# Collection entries
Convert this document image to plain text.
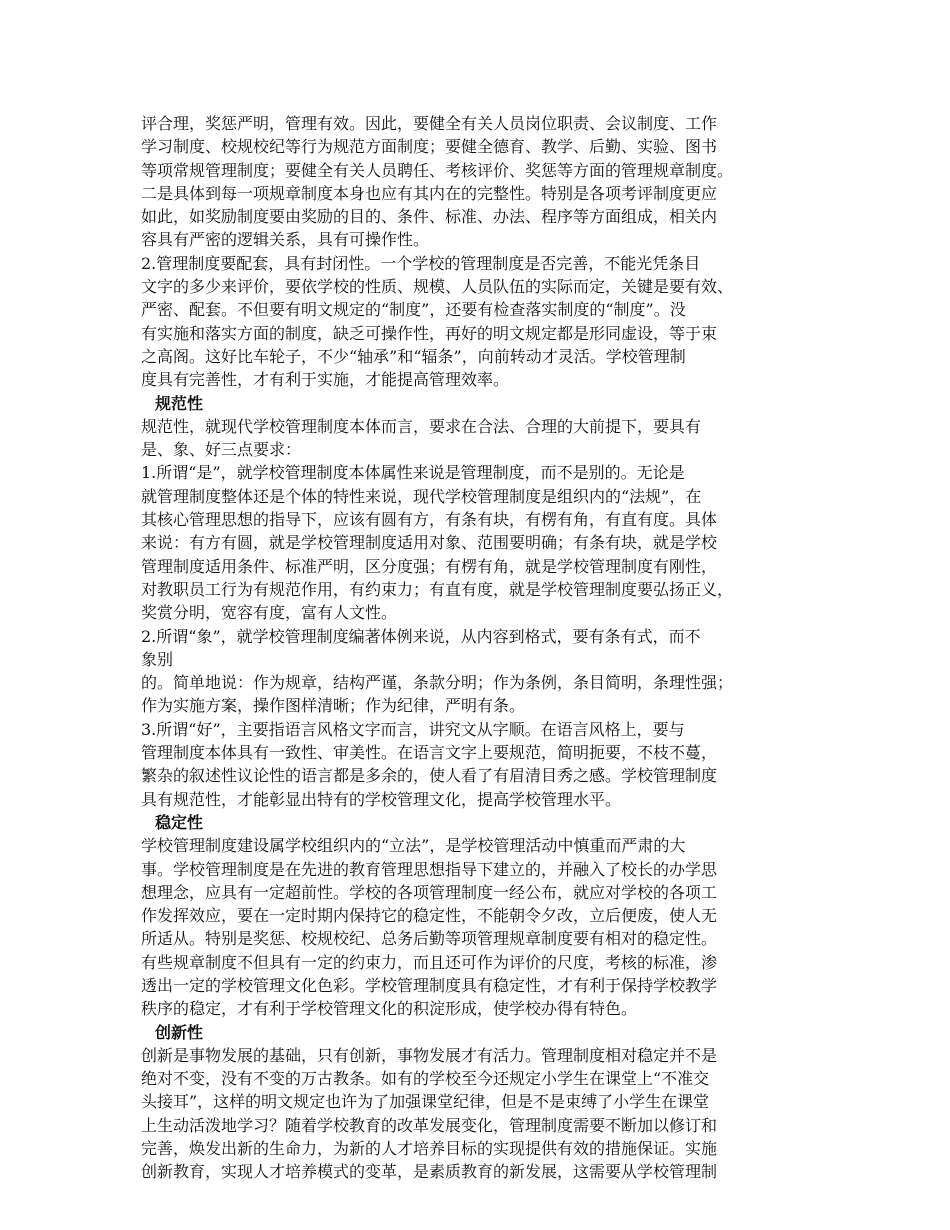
评合理，奖惩严明，管理有效。因此，要健全有关人员岗位职责、会议制度、工作
学习制度、校规校纪等行为规范方面制度；要健全德育、教学、后勤、实验、图书
等项常规管理制度；要健全有关人员聘任、考核评价、奖惩等方面的管理规章制度。
二是具体到每一项规章制度本身也应有其内在的完整性。特别是各项考评制度更应
如此，如奖励制度要由奖励的目的、条件、标准、办法、程序等方面组成，相关内
容具有严密的逻辑关系，具有可操作性。
2.管理制度要配套，具有封闭性。一个学校的管理制度是否完善，不能光凭条目
文字的多少来评价，要依学校的性质、规模、人员队伍的实际而定，关键是要有效、
严密、配套。不但要有明文规定的“制度”，还要有检查落实制度的“制度”。没
有实施和落实方面的制度，缺乏可操作性，再好的明文规定都是形同虚设，等于束
之高阁。这好比车轮子，不少“轴承”和“辐条”，向前转动才灵活。学校管理制
度具有完善性，才有利于实施，才能提高管理效率。
规范性
规范性，就现代学校管理制度本体而言，要求在合法、合理的大前提下，要具有
是、象、好三点要求：
1.所谓“是”，就学校管理制度本体属性来说是管理制度，而不是别的。无论是
就管理制度整体还是个体的特性来说，现代学校管理制度是组织内的“法规”，在
其核心管理思想的指导下，应该有圆有方，有条有块，有楞有角，有直有度。具体
来说：有方有圆，就是学校管理制度适用对象、范围要明确；有条有块，就是学校
管理制度适用条件、标准严明，区分度强；有楞有角，就是学校管理制度有刚性，
对教职员工行为有规范作用，有约束力；有直有度，就是学校管理制度要弘扬正义，
奖赏分明，宽容有度，富有人文性。
2.所谓“象”，就学校管理制度编著体例来说，从内容到格式，要有条有式，而不
象别
的。简单地说：作为规章，结构严谨，条款分明；作为条例，条目简明，条理性强；
作为实施方案，操作图样清晰；作为纪律，严明有条。
3.所谓“好”，主要指语言风格文字而言，讲究文从字顺。在语言风格上，要与
管理制度本体具有一致性、审美性。在语言文字上要规范，简明扼要，不枝不蔓，
繁杂的叙述性议论性的语言都是多余的，使人看了有眉清目秀之感。学校管理制度
具有规范性，才能彰显出特有的学校管理文化，提高学校管理水平。
稳定性
学校管理制度建设属学校组织内的“立法”，是学校管理活动中慎重而严肃的大
事。学校管理制度是在先进的教育管理思想指导下建立的，并融入了校长的办学思
想理念，应具有一定超前性。学校的各项管理制度一经公布，就应对学校的各项工
作发挥效应，要在一定时期内保持它的稳定性，不能朝令夕改，立后便废，使人无
所适从。特别是奖惩、校规校纪、总务后勤等项管理规章制度要有相对的稳定性。
有些规章制度不但具有一定的约束力，而且还可作为评价的尺度，考核的标准，渗
透出一定的学校管理文化色彩。学校管理制度具有稳定性，才有利于保持学校教学
秩序的稳定，才有利于学校管理文化的积淀形成，使学校办得有特色。
创新性
创新是事物发展的基础，只有创新，事物发展才有活力。管理制度相对稳定并不是
绝对不变，没有不变的万古教条。如有的学校至今还规定小学生在课堂上“不准交
头接耳”，这样的明文规定也许为了加强课堂纪律，但是不是束缚了小学生在课堂
上生动活泼地学习？随着学校教育的改革发展变化，管理制度需要不断加以修订和
完善，焕发出新的生命力，为新的人才培养目标的实现提供有效的措施保证。实施
创新教育，实现人才培养模式的变革，是素质教育的新发展，这需要从学校管理制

# What you need to do
Pick out every line of the listing containing the word "有楞有角", and show those lines.

# Result
其核心管理思想的指导下，应该有圆有方，有条有块，有楞有角，有直有度。具体
管理制度适用条件、标准严明，区分度强；有楞有角，就是学校管理制度有刚性，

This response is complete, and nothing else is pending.